# [What this task involves]
Pick every line with "वयनक" from the material below.

# START OF Task material

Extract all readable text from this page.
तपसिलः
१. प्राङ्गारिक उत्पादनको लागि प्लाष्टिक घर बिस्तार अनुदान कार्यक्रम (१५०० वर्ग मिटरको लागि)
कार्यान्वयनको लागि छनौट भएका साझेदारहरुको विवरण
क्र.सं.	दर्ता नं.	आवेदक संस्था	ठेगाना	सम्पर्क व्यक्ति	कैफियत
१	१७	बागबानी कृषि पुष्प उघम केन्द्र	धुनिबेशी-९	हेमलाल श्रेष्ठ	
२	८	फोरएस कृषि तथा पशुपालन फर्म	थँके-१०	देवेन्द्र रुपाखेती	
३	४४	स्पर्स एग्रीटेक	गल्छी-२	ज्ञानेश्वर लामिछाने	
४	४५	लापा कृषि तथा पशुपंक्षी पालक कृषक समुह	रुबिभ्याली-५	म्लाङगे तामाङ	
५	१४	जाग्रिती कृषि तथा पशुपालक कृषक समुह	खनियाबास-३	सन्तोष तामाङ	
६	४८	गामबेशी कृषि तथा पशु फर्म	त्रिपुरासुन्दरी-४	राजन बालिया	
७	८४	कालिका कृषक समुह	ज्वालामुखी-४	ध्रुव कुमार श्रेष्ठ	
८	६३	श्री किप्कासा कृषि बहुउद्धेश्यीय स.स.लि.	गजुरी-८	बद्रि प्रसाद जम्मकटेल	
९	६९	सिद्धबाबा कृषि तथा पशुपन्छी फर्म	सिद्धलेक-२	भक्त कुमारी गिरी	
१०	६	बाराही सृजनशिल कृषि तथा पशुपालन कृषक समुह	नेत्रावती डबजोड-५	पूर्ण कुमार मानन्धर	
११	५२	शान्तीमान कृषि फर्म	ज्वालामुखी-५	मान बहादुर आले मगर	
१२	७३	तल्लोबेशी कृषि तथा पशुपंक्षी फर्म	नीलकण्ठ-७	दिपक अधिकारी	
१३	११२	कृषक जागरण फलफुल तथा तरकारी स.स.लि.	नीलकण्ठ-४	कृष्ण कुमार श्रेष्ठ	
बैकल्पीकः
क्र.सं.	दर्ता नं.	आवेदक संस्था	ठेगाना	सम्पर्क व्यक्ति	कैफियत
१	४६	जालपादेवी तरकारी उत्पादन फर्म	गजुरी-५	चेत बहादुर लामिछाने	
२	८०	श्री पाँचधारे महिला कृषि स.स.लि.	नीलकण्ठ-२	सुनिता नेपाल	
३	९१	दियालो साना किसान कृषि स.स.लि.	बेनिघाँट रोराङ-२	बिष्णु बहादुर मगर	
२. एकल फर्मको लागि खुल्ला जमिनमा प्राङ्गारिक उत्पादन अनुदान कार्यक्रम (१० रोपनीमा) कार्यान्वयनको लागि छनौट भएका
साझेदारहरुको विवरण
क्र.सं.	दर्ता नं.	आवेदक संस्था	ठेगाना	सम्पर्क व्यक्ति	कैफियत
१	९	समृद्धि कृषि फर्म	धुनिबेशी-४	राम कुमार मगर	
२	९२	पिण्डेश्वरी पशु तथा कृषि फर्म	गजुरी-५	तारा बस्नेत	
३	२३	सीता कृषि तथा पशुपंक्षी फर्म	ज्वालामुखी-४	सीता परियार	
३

# END OF Task material

# [Task response]
कार्यान्वयनको लागि छनौट भएका साझेदारहरुको विवरण
२. एकल फर्मको लागि खुल्ला जमिनमा प्राङ्गारिक उत्पादन अनुदान कार्यक्रम (१० रोपनीमा) कार्यान्वयनको लागि छनौट भएका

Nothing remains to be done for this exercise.